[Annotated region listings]
>> start
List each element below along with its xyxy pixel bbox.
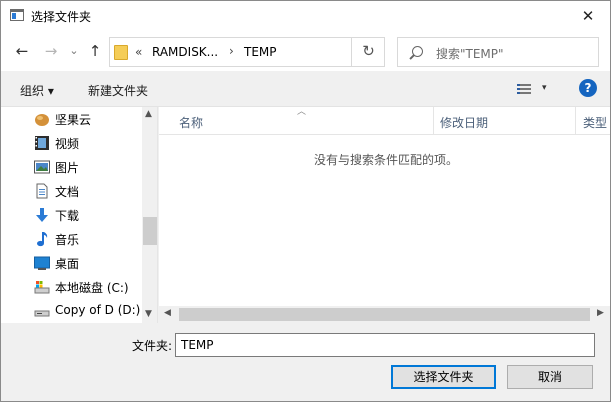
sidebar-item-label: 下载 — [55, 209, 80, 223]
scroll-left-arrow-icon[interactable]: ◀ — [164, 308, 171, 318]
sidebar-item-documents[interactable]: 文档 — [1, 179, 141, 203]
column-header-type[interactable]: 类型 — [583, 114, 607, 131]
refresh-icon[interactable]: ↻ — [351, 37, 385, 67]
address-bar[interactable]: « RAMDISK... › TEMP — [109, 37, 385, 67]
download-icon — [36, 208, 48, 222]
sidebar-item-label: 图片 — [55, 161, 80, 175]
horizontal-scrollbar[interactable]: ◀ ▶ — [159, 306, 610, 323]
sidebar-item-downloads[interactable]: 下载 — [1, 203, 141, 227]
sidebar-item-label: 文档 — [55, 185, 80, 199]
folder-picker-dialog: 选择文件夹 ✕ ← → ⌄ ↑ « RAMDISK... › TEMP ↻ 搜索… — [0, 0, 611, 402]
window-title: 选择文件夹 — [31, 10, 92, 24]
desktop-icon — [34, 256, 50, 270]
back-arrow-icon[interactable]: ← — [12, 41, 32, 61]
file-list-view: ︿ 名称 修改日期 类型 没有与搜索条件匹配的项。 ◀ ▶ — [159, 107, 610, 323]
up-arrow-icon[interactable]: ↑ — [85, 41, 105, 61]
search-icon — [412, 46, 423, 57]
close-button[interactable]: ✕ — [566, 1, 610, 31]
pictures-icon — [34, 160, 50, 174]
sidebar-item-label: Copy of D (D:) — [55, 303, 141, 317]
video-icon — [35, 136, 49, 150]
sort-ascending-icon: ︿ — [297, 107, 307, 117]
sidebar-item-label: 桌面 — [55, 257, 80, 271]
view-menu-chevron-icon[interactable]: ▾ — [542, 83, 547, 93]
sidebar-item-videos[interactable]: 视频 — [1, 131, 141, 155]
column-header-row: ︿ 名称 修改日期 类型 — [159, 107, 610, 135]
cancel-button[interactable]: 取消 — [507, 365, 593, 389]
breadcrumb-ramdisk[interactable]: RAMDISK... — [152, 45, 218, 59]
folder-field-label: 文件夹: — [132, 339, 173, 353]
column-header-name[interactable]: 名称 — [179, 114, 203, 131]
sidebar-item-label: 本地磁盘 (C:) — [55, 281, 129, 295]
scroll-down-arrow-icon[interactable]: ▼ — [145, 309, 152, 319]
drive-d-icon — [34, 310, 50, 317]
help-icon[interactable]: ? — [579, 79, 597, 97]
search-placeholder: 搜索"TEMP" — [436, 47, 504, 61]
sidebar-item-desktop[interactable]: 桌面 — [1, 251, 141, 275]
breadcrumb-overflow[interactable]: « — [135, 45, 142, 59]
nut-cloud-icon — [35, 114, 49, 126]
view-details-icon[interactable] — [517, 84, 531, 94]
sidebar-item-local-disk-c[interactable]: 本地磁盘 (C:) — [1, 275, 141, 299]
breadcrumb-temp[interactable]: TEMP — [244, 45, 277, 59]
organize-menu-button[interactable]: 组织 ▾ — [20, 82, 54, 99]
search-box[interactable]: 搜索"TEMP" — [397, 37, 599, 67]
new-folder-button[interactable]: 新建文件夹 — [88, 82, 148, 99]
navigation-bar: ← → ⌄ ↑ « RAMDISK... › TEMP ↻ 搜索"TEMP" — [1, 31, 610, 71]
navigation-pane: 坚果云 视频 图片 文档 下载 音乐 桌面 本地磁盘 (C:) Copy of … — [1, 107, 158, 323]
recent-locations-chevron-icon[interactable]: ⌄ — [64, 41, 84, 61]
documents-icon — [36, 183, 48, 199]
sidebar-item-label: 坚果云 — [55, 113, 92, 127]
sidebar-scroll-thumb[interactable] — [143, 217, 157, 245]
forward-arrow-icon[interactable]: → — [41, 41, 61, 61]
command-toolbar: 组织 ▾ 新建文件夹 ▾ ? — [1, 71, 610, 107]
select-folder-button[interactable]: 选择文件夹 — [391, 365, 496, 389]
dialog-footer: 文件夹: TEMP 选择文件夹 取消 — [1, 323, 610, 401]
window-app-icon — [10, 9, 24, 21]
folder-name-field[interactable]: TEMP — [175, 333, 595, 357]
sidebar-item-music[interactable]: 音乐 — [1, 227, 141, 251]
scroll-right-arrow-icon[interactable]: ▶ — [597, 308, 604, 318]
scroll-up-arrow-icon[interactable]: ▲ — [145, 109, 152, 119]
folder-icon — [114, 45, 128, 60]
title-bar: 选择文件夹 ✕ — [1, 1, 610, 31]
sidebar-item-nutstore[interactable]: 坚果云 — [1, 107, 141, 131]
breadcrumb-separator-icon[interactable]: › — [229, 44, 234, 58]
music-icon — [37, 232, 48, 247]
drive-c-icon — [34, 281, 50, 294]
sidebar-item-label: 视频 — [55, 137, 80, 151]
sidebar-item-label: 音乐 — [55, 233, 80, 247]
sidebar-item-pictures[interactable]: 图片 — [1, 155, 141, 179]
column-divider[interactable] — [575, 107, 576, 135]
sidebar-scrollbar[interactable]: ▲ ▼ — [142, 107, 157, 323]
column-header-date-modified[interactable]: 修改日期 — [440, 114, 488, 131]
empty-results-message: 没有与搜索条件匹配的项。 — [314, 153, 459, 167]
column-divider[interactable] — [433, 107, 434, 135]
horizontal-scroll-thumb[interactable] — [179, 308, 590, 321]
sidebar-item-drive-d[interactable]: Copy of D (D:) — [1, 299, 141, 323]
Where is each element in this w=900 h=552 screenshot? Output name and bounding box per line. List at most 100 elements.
>> end
[Written problem]: Reproduce every line of the listing above without altering a character, and omit the pictures.

[Solved exercise]:
List each element below along with its xyxy pixel bbox.
sidebar-item-label: 下载 — [55, 209, 80, 223]
scroll-left-arrow-icon[interactable]: ◀ — [164, 308, 171, 318]
sidebar-item-documents[interactable]: 文档 — [1, 179, 141, 203]
column-header-type[interactable]: 类型 — [583, 114, 607, 131]
refresh-icon[interactable]: ↻ — [351, 37, 385, 67]
address-bar[interactable]: « RAMDISK... › TEMP — [109, 37, 385, 67]
download-icon — [36, 208, 48, 222]
sidebar-item-label: 图片 — [55, 161, 80, 175]
horizontal-scrollbar[interactable]: ◀ ▶ — [159, 306, 610, 323]
sidebar-item-downloads[interactable]: 下载 — [1, 203, 141, 227]
sidebar-item-label: 文档 — [55, 185, 80, 199]
folder-picker-dialog: 选择文件夹 ✕ ← → ⌄ ↑ « RAMDISK... › TEMP ↻ 搜索… — [0, 0, 611, 402]
window-title: 选择文件夹 — [31, 10, 92, 24]
desktop-icon — [34, 256, 50, 270]
back-arrow-icon[interactable]: ← — [12, 41, 32, 61]
file-list-view: ︿ 名称 修改日期 类型 没有与搜索条件匹配的项。 ◀ ▶ — [159, 107, 610, 323]
up-arrow-icon[interactable]: ↑ — [85, 41, 105, 61]
search-icon — [412, 46, 423, 57]
close-button[interactable]: ✕ — [566, 1, 610, 31]
pictures-icon — [34, 160, 50, 174]
sidebar-item-label: Copy of D (D:) — [55, 303, 141, 317]
video-icon — [35, 136, 49, 150]
sort-ascending-icon: ︿ — [297, 107, 307, 117]
sidebar-item-label: 桌面 — [55, 257, 80, 271]
view-menu-chevron-icon[interactable]: ▾ — [542, 83, 547, 93]
sidebar-item-videos[interactable]: 视频 — [1, 131, 141, 155]
column-header-row: ︿ 名称 修改日期 类型 — [159, 107, 610, 135]
cancel-button[interactable]: 取消 — [507, 365, 593, 389]
breadcrumb-ramdisk[interactable]: RAMDISK... — [152, 45, 218, 59]
folder-field-label: 文件夹: — [132, 339, 173, 353]
column-header-name[interactable]: 名称 — [179, 114, 203, 131]
sidebar-item-label: 本地磁盘 (C:) — [55, 281, 129, 295]
scroll-down-arrow-icon[interactable]: ▼ — [145, 309, 152, 319]
drive-d-icon — [34, 310, 50, 317]
help-icon[interactable]: ? — [579, 79, 597, 97]
search-placeholder: 搜索"TEMP" — [436, 47, 504, 61]
sidebar-item-desktop[interactable]: 桌面 — [1, 251, 141, 275]
breadcrumb-overflow[interactable]: « — [135, 45, 142, 59]
nut-cloud-icon — [35, 114, 49, 126]
view-details-icon[interactable] — [517, 84, 531, 94]
sidebar-item-local-disk-c[interactable]: 本地磁盘 (C:) — [1, 275, 141, 299]
breadcrumb-temp[interactable]: TEMP — [244, 45, 277, 59]
organize-menu-button[interactable]: 组织 ▾ — [20, 82, 54, 99]
search-box[interactable]: 搜索"TEMP" — [397, 37, 599, 67]
new-folder-button[interactable]: 新建文件夹 — [88, 82, 148, 99]
navigation-bar: ← → ⌄ ↑ « RAMDISK... › TEMP ↻ 搜索"TEMP" — [1, 31, 610, 71]
navigation-pane: 坚果云 视频 图片 文档 下载 音乐 桌面 本地磁盘 (C:) Copy of … — [1, 107, 158, 323]
recent-locations-chevron-icon[interactable]: ⌄ — [64, 41, 84, 61]
documents-icon — [36, 183, 48, 199]
sidebar-item-label: 坚果云 — [55, 113, 92, 127]
sidebar-scroll-thumb[interactable] — [143, 217, 157, 245]
forward-arrow-icon[interactable]: → — [41, 41, 61, 61]
command-toolbar: 组织 ▾ 新建文件夹 ▾ ? — [1, 71, 610, 107]
select-folder-button[interactable]: 选择文件夹 — [391, 365, 496, 389]
dialog-footer: 文件夹: TEMP 选择文件夹 取消 — [1, 323, 610, 401]
window-app-icon — [10, 9, 24, 21]
folder-name-field[interactable]: TEMP — [175, 333, 595, 357]
sidebar-item-music[interactable]: 音乐 — [1, 227, 141, 251]
scroll-right-arrow-icon[interactable]: ▶ — [597, 308, 604, 318]
scroll-up-arrow-icon[interactable]: ▲ — [145, 109, 152, 119]
folder-icon — [114, 45, 128, 60]
title-bar: 选择文件夹 ✕ — [1, 1, 610, 31]
sidebar-item-nutstore[interactable]: 坚果云 — [1, 107, 141, 131]
breadcrumb-separator-icon[interactable]: › — [229, 44, 234, 58]
music-icon — [37, 232, 48, 247]
drive-c-icon — [34, 281, 50, 294]
sidebar-item-label: 视频 — [55, 137, 80, 151]
sidebar-item-label: 音乐 — [55, 233, 80, 247]
sidebar-item-pictures[interactable]: 图片 — [1, 155, 141, 179]
column-divider[interactable] — [575, 107, 576, 135]
sidebar-scrollbar[interactable]: ▲ ▼ — [142, 107, 157, 323]
column-header-date-modified[interactable]: 修改日期 — [440, 114, 488, 131]
empty-results-message: 没有与搜索条件匹配的项。 — [314, 153, 459, 167]
column-divider[interactable] — [433, 107, 434, 135]
horizontal-scroll-thumb[interactable] — [179, 308, 590, 321]
sidebar-item-drive-d[interactable]: Copy of D (D:) — [1, 299, 141, 323]
Where is each element in this w=900 h=552 screenshot? Output name and bounding box per line. List at most 100 elements.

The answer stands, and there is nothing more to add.